Challenge:
Set down the material once more, exactly as it appears.

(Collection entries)
%%
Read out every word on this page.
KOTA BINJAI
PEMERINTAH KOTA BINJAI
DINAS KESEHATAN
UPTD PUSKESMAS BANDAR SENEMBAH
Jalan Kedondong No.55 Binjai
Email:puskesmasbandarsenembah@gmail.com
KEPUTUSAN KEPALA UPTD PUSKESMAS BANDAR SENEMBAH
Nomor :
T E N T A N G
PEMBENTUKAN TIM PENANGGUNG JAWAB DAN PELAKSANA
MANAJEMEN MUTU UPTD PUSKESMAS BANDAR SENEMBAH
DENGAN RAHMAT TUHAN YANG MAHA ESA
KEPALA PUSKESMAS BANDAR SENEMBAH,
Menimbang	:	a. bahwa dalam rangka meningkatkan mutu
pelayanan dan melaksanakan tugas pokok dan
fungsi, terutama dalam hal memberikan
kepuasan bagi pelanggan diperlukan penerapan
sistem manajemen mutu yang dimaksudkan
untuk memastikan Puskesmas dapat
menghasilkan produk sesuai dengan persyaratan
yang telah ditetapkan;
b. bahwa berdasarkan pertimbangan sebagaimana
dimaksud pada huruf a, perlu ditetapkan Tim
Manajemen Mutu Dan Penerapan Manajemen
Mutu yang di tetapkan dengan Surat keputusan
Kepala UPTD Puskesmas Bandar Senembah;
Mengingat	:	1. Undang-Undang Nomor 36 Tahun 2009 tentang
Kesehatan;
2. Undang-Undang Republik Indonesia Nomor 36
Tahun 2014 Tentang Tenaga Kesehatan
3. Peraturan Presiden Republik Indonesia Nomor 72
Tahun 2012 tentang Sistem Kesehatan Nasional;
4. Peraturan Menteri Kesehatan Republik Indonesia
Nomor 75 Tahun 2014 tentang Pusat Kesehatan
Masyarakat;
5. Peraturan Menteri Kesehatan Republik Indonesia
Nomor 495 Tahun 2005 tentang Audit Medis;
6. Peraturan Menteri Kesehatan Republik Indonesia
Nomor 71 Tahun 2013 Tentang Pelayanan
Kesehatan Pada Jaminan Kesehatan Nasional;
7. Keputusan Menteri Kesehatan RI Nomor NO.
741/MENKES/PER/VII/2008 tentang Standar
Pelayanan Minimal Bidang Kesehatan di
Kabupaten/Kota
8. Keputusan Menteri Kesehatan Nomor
%%
Written response:
Read out every word on this page.
KOTA BINJAI
PEMERINTAH KOTA BINJAI
DINAS KESEHATAN
UPTD PUSKESMAS BANDAR SENEMBAH
Jalan Kedondong No.55 Binjai
Email:puskesmasbandarsenembah@gmail.com
KEPUTUSAN KEPALA UPTD PUSKESMAS BANDAR SENEMBAH
Nomor :
T E N T A N G
PEMBENTUKAN TIM PENANGGUNG JAWAB DAN PELAKSANA
MANAJEMEN MUTU UPTD PUSKESMAS BANDAR SENEMBAH
DENGAN RAHMAT TUHAN YANG MAHA ESA
KEPALA PUSKESMAS BANDAR SENEMBAH,
Menimbang	:	a. bahwa dalam rangka meningkatkan mutu
pelayanan dan melaksanakan tugas pokok dan
fungsi, terutama dalam hal memberikan
kepuasan bagi pelanggan diperlukan penerapan
sistem manajemen mutu yang dimaksudkan
untuk memastikan Puskesmas dapat
menghasilkan produk sesuai dengan persyaratan
yang telah ditetapkan;
b. bahwa berdasarkan pertimbangan sebagaimana
dimaksud pada huruf a, perlu ditetapkan Tim
Manajemen Mutu Dan Penerapan Manajemen
Mutu yang di tetapkan dengan Surat keputusan
Kepala UPTD Puskesmas Bandar Senembah;
Mengingat	:	1. Undang-Undang Nomor 36 Tahun 2009 tentang
Kesehatan;
2. Undang-Undang Republik Indonesia Nomor 36
Tahun 2014 Tentang Tenaga Kesehatan
3. Peraturan Presiden Republik Indonesia Nomor 72
Tahun 2012 tentang Sistem Kesehatan Nasional;
4. Peraturan Menteri Kesehatan Republik Indonesia
Nomor 75 Tahun 2014 tentang Pusat Kesehatan
Masyarakat;
5. Peraturan Menteri Kesehatan Republik Indonesia
Nomor 495 Tahun 2005 tentang Audit Medis;
6. Peraturan Menteri Kesehatan Republik Indonesia
Nomor 71 Tahun 2013 Tentang Pelayanan
Kesehatan Pada Jaminan Kesehatan Nasional;
7. Keputusan Menteri Kesehatan RI Nomor NO.
741/MENKES/PER/VII/2008 tentang Standar
Pelayanan Minimal Bidang Kesehatan di
Kabupaten/Kota
8. Keputusan Menteri Kesehatan Nomor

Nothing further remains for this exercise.